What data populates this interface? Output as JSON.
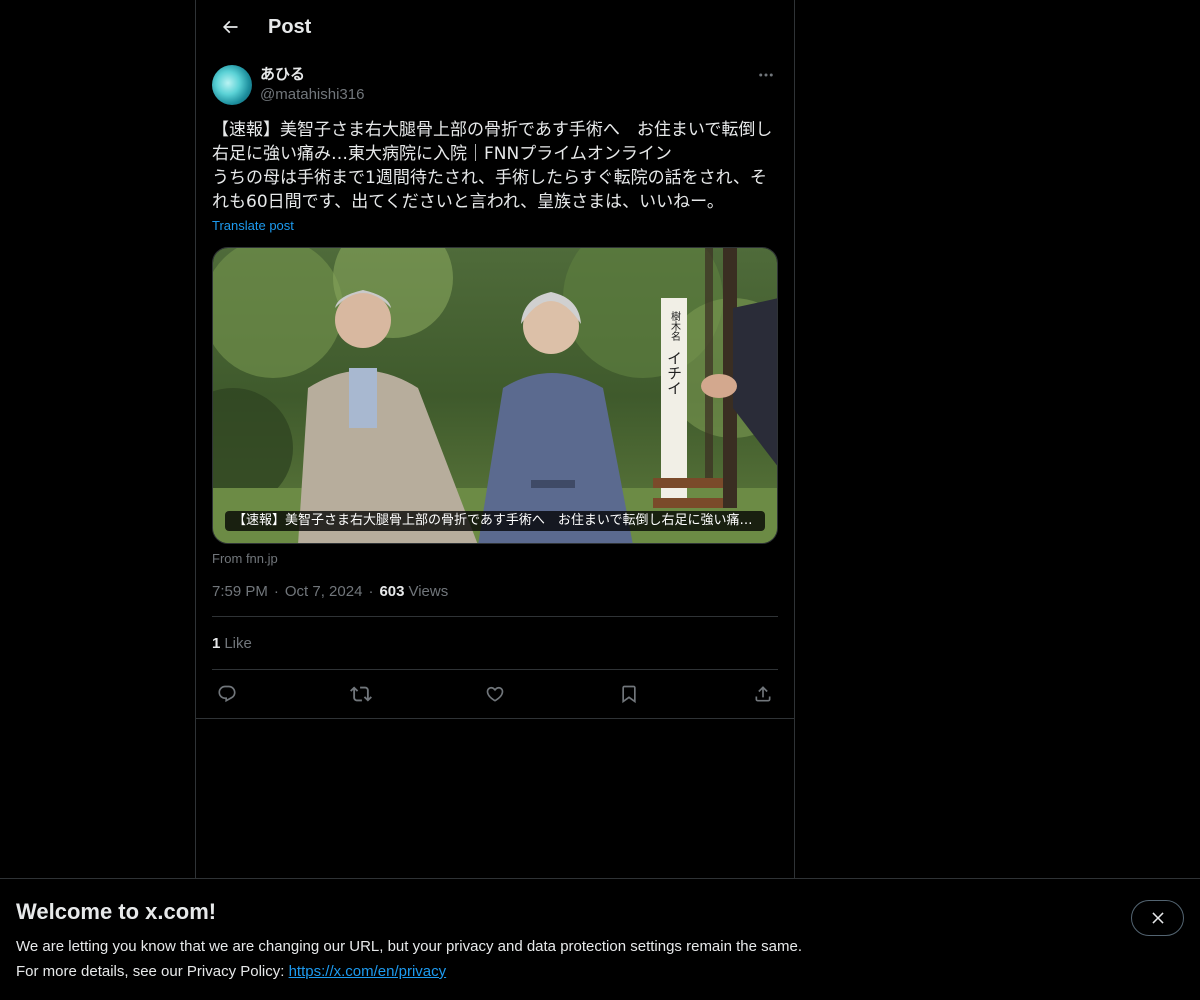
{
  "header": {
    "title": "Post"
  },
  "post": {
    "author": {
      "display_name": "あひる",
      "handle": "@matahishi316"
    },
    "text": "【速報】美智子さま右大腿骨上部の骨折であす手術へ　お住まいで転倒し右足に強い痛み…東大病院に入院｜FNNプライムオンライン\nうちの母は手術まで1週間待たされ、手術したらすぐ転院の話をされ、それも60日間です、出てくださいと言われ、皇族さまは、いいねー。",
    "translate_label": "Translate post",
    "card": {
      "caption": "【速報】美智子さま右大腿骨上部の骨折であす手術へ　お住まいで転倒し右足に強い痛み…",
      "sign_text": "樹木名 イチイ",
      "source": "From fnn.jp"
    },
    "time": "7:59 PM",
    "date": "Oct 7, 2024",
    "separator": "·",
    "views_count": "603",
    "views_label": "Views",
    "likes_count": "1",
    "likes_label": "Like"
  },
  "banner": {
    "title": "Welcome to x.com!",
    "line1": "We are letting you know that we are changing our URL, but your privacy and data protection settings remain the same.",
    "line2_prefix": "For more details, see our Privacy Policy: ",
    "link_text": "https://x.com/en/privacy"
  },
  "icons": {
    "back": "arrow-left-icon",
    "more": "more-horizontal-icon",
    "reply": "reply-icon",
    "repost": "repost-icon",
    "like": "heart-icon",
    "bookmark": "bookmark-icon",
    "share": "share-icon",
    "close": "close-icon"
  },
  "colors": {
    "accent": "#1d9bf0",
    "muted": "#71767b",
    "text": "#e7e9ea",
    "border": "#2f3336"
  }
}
═══
Transcribe the listing in full and omit the pictures.

What data populates this interface? Output as JSON.
{
  "header": {
    "title": "Post"
  },
  "post": {
    "author": {
      "display_name": "あひる",
      "handle": "@matahishi316"
    },
    "text": "【速報】美智子さま右大腿骨上部の骨折であす手術へ　お住まいで転倒し右足に強い痛み…東大病院に入院｜FNNプライムオンライン\nうちの母は手術まで1週間待たされ、手術したらすぐ転院の話をされ、それも60日間です、出てくださいと言われ、皇族さまは、いいねー。",
    "translate_label": "Translate post",
    "card": {
      "caption": "【速報】美智子さま右大腿骨上部の骨折であす手術へ　お住まいで転倒し右足に強い痛み…",
      "sign_text": "樹木名 イチイ",
      "source": "From fnn.jp"
    },
    "time": "7:59 PM",
    "date": "Oct 7, 2024",
    "separator": "·",
    "views_count": "603",
    "views_label": "Views",
    "likes_count": "1",
    "likes_label": "Like"
  },
  "banner": {
    "title": "Welcome to x.com!",
    "line1": "We are letting you know that we are changing our URL, but your privacy and data protection settings remain the same.",
    "line2_prefix": "For more details, see our Privacy Policy: ",
    "link_text": "https://x.com/en/privacy"
  },
  "icons": {
    "back": "arrow-left-icon",
    "more": "more-horizontal-icon",
    "reply": "reply-icon",
    "repost": "repost-icon",
    "like": "heart-icon",
    "bookmark": "bookmark-icon",
    "share": "share-icon",
    "close": "close-icon"
  },
  "colors": {
    "accent": "#1d9bf0",
    "muted": "#71767b",
    "text": "#e7e9ea",
    "border": "#2f3336"
  }
}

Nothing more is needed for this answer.